*Directive*: Copy out each line featuring the string "Give" from the entries beneath.
* * * * *
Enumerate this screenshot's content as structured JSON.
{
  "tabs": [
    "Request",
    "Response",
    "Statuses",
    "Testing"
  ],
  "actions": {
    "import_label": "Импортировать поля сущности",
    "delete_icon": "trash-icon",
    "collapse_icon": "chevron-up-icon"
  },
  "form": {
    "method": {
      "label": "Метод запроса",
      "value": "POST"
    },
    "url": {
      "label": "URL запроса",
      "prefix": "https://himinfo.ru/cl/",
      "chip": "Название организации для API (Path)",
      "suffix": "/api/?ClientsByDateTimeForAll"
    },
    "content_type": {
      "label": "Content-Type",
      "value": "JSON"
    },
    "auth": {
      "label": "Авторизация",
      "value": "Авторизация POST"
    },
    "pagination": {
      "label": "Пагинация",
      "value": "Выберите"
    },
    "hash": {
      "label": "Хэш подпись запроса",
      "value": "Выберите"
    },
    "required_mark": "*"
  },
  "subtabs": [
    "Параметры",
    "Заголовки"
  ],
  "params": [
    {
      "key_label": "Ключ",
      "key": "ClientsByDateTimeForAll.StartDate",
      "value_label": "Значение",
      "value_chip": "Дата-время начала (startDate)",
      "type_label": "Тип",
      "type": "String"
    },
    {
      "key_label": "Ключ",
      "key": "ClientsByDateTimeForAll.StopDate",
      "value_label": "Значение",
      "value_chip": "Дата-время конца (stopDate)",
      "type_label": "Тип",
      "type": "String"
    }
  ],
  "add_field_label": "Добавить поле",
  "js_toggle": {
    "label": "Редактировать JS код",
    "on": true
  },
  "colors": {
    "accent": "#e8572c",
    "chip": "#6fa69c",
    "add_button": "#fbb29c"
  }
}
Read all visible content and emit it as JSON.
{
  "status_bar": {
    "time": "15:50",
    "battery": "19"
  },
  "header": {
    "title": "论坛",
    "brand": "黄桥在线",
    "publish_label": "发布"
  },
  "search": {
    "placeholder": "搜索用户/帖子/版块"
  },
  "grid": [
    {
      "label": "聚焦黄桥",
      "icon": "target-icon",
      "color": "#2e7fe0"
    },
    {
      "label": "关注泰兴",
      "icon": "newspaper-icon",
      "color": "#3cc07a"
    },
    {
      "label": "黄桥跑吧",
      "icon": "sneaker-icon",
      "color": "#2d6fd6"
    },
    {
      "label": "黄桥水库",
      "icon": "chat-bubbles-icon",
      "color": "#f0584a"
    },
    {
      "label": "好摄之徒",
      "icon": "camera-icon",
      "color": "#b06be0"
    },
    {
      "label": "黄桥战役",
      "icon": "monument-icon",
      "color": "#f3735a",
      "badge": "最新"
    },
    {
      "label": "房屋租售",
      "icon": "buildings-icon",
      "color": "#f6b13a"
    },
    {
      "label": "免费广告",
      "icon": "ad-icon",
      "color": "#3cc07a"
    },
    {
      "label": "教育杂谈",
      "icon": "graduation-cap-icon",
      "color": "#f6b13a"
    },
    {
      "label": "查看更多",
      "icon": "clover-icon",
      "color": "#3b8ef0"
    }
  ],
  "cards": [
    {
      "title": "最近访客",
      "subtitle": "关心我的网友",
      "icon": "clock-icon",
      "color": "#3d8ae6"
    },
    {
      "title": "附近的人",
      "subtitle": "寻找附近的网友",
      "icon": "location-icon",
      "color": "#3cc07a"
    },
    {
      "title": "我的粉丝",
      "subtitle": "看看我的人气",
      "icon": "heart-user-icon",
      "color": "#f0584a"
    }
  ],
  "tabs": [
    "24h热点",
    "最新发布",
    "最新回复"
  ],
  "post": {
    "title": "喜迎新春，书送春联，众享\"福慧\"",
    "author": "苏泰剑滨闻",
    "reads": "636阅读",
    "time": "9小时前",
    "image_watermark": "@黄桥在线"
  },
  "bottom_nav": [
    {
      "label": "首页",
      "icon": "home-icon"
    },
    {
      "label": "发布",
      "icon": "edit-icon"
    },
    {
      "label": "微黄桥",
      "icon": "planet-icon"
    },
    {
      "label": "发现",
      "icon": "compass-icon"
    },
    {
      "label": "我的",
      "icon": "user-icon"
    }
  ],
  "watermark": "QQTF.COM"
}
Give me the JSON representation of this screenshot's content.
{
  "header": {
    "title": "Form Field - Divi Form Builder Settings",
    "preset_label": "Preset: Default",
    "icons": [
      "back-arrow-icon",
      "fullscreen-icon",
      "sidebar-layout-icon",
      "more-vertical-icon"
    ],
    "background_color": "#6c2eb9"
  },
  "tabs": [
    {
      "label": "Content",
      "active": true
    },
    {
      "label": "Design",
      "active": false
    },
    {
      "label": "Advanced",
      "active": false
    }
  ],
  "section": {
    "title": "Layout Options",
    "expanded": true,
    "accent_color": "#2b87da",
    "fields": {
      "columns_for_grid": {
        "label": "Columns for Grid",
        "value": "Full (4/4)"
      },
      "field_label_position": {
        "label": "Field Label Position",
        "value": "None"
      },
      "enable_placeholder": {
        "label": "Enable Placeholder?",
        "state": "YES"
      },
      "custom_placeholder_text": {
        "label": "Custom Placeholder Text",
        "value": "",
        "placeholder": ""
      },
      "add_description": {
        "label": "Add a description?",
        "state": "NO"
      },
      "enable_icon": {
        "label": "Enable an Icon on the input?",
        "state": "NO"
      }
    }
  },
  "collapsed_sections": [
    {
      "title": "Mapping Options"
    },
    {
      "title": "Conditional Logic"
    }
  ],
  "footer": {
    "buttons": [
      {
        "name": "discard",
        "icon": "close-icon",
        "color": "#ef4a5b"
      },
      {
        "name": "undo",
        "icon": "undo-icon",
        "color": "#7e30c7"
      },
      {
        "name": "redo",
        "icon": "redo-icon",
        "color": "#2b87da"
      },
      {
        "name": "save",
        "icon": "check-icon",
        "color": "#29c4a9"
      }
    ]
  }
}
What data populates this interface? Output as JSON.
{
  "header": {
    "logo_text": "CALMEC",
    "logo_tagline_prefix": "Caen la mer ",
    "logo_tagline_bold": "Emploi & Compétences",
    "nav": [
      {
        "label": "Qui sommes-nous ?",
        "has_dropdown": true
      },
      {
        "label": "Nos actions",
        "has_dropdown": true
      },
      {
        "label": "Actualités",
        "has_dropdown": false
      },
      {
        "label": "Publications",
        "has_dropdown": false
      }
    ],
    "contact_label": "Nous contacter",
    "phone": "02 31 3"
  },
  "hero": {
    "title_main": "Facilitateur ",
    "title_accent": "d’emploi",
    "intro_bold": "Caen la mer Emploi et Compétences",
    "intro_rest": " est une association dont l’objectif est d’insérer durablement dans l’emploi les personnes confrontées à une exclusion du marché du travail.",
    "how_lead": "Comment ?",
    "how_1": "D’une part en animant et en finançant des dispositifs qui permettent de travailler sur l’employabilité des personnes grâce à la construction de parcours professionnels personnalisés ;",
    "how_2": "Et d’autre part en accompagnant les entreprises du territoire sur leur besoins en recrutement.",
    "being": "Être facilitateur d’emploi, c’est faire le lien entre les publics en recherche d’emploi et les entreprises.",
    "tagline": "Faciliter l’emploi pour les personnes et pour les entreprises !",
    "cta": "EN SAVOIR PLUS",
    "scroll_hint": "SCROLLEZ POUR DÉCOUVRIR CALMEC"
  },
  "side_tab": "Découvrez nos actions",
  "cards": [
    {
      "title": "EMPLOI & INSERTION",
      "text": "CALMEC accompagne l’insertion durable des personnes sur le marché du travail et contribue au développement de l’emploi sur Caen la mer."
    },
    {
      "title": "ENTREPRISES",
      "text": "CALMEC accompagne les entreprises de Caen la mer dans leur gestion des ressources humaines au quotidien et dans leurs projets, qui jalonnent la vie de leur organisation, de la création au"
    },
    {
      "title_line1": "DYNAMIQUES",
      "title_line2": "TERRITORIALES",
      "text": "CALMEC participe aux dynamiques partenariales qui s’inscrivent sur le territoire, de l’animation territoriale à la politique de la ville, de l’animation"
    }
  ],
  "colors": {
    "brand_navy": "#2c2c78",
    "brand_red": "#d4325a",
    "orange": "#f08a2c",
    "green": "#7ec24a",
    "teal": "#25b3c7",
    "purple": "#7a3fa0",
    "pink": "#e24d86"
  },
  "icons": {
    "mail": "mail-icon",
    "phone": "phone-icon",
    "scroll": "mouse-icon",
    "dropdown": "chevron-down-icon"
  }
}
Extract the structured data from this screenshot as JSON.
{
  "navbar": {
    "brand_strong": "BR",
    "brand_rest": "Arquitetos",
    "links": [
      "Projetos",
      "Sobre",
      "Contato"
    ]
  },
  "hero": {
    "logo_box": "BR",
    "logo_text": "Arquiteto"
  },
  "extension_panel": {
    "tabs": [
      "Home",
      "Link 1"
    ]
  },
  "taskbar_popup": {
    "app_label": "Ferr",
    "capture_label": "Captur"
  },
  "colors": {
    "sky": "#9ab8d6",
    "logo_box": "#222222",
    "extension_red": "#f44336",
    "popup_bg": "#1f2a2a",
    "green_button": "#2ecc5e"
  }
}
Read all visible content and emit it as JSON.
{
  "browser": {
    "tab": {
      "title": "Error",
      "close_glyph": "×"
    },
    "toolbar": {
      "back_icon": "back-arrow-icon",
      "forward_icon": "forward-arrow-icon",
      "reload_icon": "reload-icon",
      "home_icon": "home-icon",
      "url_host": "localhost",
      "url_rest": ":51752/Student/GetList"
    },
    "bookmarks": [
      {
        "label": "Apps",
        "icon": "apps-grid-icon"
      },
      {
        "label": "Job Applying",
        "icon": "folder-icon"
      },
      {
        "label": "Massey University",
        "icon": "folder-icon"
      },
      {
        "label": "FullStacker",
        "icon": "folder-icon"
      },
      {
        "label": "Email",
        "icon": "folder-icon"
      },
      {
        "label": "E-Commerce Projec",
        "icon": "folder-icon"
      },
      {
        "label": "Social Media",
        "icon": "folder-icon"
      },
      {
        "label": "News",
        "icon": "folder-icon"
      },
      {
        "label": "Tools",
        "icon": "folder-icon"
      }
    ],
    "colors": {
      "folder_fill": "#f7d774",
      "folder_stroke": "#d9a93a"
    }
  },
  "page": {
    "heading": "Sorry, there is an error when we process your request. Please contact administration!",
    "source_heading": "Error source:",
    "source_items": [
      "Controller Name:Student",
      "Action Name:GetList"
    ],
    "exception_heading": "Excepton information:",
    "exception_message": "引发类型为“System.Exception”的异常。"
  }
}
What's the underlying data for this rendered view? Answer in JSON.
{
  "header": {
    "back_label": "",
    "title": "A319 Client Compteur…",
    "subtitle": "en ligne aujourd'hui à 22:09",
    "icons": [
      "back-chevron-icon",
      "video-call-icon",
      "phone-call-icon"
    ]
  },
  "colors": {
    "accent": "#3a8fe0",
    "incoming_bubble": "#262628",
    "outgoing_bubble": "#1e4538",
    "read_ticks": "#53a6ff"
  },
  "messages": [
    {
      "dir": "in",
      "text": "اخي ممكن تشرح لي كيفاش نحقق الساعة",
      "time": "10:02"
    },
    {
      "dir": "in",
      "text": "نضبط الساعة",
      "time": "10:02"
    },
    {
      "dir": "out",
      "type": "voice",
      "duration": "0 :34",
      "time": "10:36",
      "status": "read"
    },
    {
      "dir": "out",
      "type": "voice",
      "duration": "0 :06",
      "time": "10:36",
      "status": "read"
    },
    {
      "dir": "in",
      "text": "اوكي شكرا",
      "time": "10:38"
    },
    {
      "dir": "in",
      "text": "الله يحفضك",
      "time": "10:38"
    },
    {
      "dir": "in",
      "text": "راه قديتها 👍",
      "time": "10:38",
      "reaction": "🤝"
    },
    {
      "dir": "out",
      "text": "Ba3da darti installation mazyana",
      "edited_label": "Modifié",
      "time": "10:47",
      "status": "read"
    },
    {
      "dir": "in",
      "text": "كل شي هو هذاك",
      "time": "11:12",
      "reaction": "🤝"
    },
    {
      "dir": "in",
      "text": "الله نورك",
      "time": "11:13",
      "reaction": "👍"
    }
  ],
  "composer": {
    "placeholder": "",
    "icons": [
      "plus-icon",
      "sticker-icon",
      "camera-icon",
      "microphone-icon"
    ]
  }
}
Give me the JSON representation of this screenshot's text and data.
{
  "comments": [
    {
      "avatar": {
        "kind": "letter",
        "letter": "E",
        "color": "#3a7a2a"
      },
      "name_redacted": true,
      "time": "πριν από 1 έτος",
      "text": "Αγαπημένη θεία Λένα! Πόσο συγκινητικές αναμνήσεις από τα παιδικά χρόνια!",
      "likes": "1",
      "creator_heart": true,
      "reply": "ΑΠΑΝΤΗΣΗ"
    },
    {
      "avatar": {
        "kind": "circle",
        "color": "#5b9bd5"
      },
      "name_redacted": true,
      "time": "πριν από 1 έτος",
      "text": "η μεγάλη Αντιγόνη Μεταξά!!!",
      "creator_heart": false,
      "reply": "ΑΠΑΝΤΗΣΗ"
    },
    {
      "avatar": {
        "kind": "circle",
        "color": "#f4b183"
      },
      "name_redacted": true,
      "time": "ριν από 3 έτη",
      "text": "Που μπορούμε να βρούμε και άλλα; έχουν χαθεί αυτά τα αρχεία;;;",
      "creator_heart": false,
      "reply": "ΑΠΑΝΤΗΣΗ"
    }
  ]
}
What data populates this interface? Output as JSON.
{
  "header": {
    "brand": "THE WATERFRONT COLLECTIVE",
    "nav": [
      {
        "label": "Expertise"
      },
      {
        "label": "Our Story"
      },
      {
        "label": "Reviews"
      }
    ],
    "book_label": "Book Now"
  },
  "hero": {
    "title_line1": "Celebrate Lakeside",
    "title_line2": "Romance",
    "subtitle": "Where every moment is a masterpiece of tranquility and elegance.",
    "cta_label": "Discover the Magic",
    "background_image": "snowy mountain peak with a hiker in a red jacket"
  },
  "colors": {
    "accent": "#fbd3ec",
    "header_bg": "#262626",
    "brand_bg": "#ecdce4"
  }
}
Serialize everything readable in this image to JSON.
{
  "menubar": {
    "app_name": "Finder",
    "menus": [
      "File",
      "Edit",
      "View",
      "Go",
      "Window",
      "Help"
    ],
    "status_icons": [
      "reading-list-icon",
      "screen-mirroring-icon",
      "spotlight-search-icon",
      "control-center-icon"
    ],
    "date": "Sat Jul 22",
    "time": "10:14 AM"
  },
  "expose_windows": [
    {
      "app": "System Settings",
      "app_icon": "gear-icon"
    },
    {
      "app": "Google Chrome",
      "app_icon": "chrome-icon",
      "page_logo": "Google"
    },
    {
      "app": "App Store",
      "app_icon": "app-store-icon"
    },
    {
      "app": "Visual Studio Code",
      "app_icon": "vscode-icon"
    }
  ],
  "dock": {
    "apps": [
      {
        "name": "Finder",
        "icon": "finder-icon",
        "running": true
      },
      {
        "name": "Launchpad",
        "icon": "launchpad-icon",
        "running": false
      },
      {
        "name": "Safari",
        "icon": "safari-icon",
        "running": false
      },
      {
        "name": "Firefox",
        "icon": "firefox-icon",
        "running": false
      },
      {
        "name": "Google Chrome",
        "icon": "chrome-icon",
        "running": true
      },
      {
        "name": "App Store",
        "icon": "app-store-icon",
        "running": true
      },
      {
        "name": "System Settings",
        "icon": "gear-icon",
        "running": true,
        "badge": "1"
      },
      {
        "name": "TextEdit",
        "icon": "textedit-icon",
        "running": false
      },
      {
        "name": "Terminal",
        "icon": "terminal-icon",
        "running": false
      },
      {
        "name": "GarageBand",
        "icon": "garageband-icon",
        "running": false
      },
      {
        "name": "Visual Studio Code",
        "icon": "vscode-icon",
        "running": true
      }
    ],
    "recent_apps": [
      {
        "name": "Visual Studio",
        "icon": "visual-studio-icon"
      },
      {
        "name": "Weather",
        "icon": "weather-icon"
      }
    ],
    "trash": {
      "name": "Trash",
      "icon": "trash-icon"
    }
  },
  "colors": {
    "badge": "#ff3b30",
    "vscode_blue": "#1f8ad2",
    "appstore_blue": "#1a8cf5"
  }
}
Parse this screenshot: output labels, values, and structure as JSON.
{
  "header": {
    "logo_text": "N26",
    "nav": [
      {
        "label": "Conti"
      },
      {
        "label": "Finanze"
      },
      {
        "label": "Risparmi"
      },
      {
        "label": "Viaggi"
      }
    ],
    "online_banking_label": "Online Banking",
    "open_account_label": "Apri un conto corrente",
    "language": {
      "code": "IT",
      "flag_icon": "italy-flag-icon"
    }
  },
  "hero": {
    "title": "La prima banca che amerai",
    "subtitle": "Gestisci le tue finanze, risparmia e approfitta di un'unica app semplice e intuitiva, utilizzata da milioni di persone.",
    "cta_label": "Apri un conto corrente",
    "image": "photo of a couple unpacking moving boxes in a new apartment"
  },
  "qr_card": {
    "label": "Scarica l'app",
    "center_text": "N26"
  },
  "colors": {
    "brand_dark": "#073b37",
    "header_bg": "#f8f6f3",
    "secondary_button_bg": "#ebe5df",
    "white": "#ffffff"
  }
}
* * * * *
*Solution below*:
Give me the JSON representation of this screenshot's content.
Give me the JSON representation of this screenshot's text and data.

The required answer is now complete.